• **Task details**: Write out all of the lines below, exactly and completely.
================
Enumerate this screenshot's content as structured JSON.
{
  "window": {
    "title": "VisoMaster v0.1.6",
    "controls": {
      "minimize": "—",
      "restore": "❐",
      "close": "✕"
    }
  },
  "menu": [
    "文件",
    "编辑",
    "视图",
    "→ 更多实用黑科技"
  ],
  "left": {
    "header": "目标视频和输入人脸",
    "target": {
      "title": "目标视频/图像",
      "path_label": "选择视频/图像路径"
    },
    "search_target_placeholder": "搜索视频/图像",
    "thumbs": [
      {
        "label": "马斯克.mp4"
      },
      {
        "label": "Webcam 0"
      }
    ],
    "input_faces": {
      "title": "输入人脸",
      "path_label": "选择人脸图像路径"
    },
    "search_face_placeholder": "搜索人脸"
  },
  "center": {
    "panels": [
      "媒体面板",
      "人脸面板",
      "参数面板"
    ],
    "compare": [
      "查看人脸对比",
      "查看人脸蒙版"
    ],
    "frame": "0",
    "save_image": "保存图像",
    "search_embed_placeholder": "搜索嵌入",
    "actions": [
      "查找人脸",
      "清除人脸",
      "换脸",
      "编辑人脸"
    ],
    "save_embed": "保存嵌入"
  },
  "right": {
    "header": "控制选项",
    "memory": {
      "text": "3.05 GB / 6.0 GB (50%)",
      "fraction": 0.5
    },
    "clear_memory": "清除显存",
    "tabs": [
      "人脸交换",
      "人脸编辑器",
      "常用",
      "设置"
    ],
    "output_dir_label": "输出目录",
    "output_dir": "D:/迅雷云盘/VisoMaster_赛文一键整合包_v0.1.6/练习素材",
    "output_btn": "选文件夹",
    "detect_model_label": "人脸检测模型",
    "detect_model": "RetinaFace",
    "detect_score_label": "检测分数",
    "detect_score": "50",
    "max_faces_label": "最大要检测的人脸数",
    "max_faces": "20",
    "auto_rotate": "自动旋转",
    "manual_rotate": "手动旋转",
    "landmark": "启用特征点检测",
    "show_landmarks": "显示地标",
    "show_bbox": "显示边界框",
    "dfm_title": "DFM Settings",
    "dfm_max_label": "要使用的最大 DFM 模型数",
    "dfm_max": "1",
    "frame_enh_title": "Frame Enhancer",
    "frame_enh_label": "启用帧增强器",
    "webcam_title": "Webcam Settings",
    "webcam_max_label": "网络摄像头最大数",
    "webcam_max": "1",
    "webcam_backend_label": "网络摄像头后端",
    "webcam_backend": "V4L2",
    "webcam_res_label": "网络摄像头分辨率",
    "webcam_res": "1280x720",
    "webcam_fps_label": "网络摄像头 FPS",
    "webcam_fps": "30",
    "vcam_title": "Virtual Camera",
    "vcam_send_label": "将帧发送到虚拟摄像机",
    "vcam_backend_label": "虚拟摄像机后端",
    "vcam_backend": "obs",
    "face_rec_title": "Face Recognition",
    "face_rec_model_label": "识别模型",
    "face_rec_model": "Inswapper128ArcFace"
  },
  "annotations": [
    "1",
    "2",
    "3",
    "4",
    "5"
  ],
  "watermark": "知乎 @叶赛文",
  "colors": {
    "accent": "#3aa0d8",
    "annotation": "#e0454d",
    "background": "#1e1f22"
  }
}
================
• **Full answer**:
Enumerate this screenshot's content as structured JSON.
{
  "window": {
    "title": "VisoMaster v0.1.6",
    "controls": {
      "minimize": "—",
      "restore": "❐",
      "close": "✕"
    }
  },
  "menu": [
    "文件",
    "编辑",
    "视图",
    "→ 更多实用黑科技"
  ],
  "left": {
    "header": "目标视频和输入人脸",
    "target": {
      "title": "目标视频/图像",
      "path_label": "选择视频/图像路径"
    },
    "search_target_placeholder": "搜索视频/图像",
    "thumbs": [
      {
        "label": "马斯克.mp4"
      },
      {
        "label": "Webcam 0"
      }
    ],
    "input_faces": {
      "title": "输入人脸",
      "path_label": "选择人脸图像路径"
    },
    "search_face_placeholder": "搜索人脸"
  },
  "center": {
    "panels": [
      "媒体面板",
      "人脸面板",
      "参数面板"
    ],
    "compare": [
      "查看人脸对比",
      "查看人脸蒙版"
    ],
    "frame": "0",
    "save_image": "保存图像",
    "search_embed_placeholder": "搜索嵌入",
    "actions": [
      "查找人脸",
      "清除人脸",
      "换脸",
      "编辑人脸"
    ],
    "save_embed": "保存嵌入"
  },
  "right": {
    "header": "控制选项",
    "memory": {
      "text": "3.05 GB / 6.0 GB (50%)",
      "fraction": 0.5
    },
    "clear_memory": "清除显存",
    "tabs": [
      "人脸交换",
      "人脸编辑器",
      "常用",
      "设置"
    ],
    "output_dir_label": "输出目录",
    "output_dir": "D:/迅雷云盘/VisoMaster_赛文一键整合包_v0.1.6/练习素材",
    "output_btn": "选文件夹",
    "detect_model_label": "人脸检测模型",
    "detect_model": "RetinaFace",
    "detect_score_label": "检测分数",
    "detect_score": "50",
    "max_faces_label": "最大要检测的人脸数",
    "max_faces": "20",
    "auto_rotate": "自动旋转",
    "manual_rotate": "手动旋转",
    "landmark": "启用特征点检测",
    "show_landmarks": "显示地标",
    "show_bbox": "显示边界框",
    "dfm_title": "DFM Settings",
    "dfm_max_label": "要使用的最大 DFM 模型数",
    "dfm_max": "1",
    "frame_enh_title": "Frame Enhancer",
    "frame_enh_label": "启用帧增强器",
    "webcam_title": "Webcam Settings",
    "webcam_max_label": "网络摄像头最大数",
    "webcam_max": "1",
    "webcam_backend_label": "网络摄像头后端",
    "webcam_backend": "V4L2",
    "webcam_res_label": "网络摄像头分辨率",
    "webcam_res": "1280x720",
    "webcam_fps_label": "网络摄像头 FPS",
    "webcam_fps": "30",
    "vcam_title": "Virtual Camera",
    "vcam_send_label": "将帧发送到虚拟摄像机",
    "vcam_backend_label": "虚拟摄像机后端",
    "vcam_backend": "obs",
    "face_rec_title": "Face Recognition",
    "face_rec_model_label": "识别模型",
    "face_rec_model": "Inswapper128ArcFace"
  },
  "annotations": [
    "1",
    "2",
    "3",
    "4",
    "5"
  ],
  "watermark": "知乎 @叶赛文",
  "colors": {
    "accent": "#3aa0d8",
    "annotation": "#e0454d",
    "background": "#1e1f22"
  }
}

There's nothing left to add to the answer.